[Entries shown]
═══

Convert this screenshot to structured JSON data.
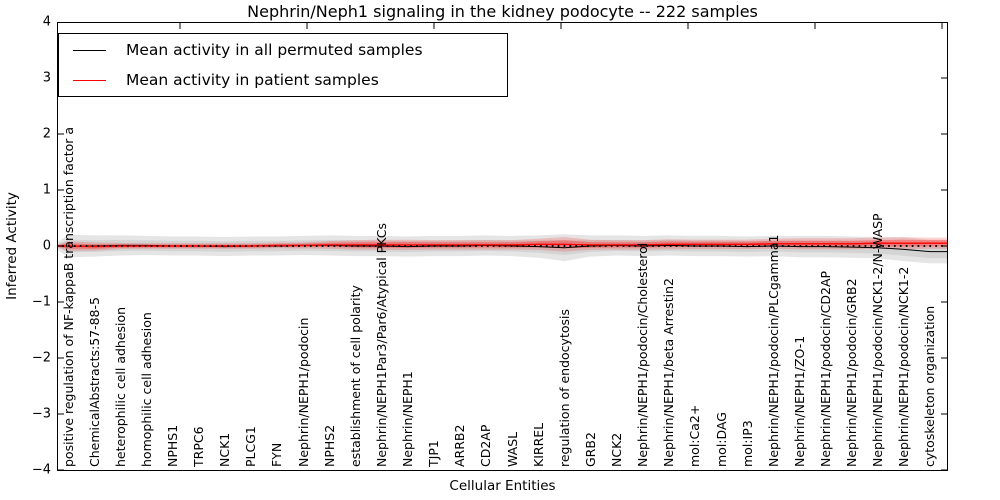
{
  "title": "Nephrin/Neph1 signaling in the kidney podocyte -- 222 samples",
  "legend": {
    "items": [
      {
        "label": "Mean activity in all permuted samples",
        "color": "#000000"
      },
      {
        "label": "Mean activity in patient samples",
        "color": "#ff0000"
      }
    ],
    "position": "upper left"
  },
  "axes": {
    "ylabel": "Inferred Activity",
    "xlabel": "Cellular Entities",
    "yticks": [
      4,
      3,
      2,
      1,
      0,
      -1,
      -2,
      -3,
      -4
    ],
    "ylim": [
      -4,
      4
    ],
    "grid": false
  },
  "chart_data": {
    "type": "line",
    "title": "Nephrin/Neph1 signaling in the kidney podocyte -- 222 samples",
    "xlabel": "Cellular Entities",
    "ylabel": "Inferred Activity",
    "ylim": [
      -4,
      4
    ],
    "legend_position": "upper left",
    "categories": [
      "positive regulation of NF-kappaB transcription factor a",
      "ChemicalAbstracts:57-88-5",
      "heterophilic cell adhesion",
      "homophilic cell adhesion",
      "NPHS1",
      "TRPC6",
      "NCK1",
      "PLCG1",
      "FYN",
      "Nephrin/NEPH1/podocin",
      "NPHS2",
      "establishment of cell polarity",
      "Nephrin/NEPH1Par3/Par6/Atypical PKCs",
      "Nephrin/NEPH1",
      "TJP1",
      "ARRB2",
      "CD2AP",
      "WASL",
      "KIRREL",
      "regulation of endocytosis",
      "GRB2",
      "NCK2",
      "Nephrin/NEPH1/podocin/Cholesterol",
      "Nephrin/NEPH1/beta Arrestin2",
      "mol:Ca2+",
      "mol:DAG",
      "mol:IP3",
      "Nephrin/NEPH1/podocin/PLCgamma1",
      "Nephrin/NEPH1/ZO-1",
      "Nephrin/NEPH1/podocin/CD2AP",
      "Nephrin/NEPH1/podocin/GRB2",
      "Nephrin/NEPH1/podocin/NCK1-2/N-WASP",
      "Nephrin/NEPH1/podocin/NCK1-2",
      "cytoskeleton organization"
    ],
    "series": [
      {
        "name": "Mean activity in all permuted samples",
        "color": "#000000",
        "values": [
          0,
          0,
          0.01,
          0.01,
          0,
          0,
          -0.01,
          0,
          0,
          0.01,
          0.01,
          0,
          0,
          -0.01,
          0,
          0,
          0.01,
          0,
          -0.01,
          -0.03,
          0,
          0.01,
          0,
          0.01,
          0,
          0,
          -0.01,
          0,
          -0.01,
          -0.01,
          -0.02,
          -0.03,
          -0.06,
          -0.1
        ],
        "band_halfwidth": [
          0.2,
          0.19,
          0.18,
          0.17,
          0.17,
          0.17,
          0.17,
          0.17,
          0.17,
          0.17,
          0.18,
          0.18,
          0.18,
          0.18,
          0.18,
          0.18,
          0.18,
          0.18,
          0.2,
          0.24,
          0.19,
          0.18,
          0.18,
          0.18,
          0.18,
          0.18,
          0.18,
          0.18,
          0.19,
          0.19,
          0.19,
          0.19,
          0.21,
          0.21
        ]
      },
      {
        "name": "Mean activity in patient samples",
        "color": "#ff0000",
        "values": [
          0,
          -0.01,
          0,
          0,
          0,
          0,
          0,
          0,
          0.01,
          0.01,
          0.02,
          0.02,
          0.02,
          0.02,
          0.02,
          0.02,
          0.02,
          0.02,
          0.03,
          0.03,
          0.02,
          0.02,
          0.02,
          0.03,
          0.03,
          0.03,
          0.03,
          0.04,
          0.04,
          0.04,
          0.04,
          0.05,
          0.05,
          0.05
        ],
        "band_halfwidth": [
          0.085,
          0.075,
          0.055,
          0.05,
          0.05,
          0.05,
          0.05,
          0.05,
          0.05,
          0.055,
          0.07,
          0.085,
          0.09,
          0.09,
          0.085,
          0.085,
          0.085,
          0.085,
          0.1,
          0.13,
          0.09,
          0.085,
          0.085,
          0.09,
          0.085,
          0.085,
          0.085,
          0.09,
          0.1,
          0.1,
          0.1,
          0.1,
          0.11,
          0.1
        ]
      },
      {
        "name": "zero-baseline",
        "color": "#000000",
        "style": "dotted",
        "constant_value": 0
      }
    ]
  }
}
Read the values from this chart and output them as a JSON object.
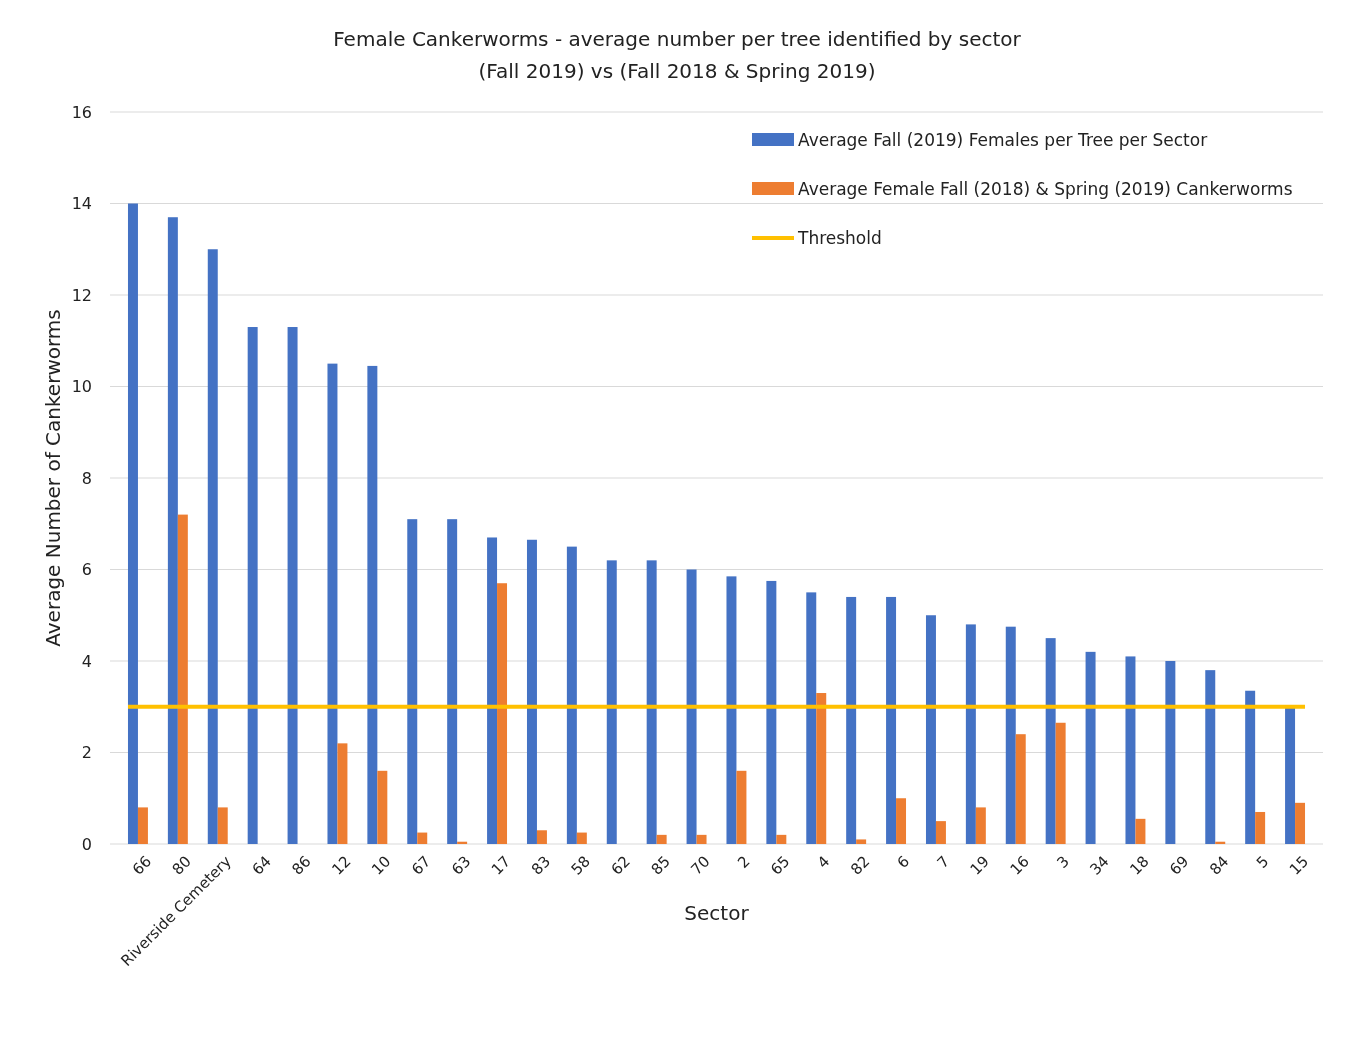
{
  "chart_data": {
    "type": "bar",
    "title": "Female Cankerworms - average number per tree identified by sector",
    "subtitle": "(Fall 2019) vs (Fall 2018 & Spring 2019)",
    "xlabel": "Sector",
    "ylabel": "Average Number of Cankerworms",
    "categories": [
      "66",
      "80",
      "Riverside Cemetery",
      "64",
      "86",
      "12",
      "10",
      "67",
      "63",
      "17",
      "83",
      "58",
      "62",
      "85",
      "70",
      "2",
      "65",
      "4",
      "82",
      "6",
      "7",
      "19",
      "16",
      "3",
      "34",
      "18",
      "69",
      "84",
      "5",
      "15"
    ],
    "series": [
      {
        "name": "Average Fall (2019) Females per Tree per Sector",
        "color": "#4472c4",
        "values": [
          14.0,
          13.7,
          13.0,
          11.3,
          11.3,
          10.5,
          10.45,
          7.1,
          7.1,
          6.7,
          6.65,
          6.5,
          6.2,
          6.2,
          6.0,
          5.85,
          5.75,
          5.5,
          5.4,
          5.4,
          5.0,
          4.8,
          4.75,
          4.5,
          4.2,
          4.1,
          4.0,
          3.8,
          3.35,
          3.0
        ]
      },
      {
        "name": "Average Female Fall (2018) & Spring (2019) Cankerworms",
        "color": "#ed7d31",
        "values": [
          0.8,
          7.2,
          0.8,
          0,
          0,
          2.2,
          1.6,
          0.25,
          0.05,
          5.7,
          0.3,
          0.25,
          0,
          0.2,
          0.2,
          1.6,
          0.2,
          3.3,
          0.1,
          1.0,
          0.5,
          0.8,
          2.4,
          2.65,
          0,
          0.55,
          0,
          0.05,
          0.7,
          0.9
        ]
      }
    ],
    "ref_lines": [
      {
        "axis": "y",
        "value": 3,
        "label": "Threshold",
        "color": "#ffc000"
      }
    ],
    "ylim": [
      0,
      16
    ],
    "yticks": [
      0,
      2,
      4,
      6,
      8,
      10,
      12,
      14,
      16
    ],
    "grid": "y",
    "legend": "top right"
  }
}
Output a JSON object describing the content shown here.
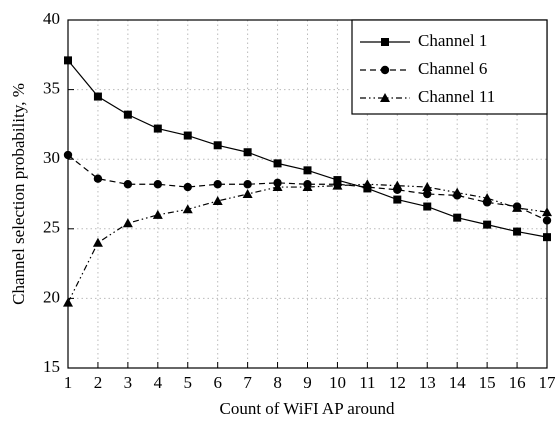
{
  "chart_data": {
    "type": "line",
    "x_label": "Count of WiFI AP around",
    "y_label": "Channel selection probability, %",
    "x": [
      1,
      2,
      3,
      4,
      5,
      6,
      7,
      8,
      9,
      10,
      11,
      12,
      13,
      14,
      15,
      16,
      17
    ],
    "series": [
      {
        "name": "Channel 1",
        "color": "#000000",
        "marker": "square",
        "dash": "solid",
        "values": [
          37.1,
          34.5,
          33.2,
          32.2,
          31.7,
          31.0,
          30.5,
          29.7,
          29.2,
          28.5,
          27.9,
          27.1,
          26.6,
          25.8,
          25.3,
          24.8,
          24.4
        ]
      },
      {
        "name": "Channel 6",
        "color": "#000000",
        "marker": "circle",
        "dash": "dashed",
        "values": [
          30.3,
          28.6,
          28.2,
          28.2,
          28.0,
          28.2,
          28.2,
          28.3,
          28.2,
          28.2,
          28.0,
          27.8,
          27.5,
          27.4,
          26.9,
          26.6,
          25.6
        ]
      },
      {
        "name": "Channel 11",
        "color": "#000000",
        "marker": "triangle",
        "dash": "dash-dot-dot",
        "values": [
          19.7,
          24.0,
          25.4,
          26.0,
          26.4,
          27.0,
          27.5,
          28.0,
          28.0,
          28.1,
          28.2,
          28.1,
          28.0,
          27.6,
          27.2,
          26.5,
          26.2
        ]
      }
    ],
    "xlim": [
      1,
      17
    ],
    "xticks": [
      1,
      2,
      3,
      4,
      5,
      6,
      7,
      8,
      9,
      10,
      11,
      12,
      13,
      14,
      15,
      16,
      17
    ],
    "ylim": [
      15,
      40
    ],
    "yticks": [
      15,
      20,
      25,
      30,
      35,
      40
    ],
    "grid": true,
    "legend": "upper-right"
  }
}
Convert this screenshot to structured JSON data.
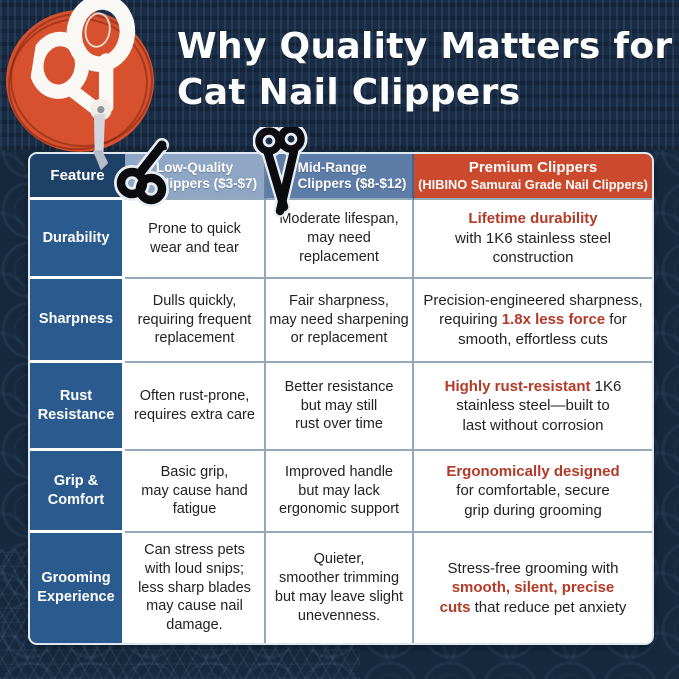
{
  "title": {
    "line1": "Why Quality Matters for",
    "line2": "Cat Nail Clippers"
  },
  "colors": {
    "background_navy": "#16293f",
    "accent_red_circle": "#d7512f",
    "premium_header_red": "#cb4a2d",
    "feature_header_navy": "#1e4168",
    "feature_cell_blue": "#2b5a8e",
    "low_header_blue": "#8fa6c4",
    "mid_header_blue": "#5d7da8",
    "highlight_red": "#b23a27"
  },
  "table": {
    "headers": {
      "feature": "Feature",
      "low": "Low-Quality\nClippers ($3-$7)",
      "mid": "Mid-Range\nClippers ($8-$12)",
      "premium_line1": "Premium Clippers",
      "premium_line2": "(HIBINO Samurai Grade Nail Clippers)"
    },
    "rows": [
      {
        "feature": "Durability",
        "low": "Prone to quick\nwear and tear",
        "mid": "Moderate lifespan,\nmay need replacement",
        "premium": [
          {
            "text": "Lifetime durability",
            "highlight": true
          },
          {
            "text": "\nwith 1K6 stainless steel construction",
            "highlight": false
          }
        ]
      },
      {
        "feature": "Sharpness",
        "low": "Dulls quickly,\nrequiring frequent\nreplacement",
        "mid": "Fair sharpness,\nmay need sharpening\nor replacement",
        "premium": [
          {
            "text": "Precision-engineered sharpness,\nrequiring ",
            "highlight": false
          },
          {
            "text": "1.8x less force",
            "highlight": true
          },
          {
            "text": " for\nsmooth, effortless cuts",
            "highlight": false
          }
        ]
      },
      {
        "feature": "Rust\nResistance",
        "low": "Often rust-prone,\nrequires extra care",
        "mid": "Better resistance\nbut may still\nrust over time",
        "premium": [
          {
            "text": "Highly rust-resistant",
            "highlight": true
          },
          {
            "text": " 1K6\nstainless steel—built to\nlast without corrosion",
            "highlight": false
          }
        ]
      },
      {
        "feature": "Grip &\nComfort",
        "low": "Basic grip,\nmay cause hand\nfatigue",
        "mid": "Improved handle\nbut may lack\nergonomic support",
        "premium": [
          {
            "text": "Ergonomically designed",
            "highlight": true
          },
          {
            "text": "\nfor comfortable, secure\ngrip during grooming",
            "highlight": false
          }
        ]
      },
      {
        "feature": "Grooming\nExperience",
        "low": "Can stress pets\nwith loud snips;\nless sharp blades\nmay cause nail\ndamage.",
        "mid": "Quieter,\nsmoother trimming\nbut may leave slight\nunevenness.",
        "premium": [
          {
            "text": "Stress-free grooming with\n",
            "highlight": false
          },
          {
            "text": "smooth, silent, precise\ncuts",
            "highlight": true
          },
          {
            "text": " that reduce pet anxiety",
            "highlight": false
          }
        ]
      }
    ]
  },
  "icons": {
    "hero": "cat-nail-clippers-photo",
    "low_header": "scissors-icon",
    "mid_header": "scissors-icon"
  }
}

═══

[Problem] From the data above, copy each line where the string "need" appears.

[The output]
        "mid": "Moderate lifespan,\nmay need replacement",
        "mid": "Fair sharpness,\nmay need sharpening\nor replacement",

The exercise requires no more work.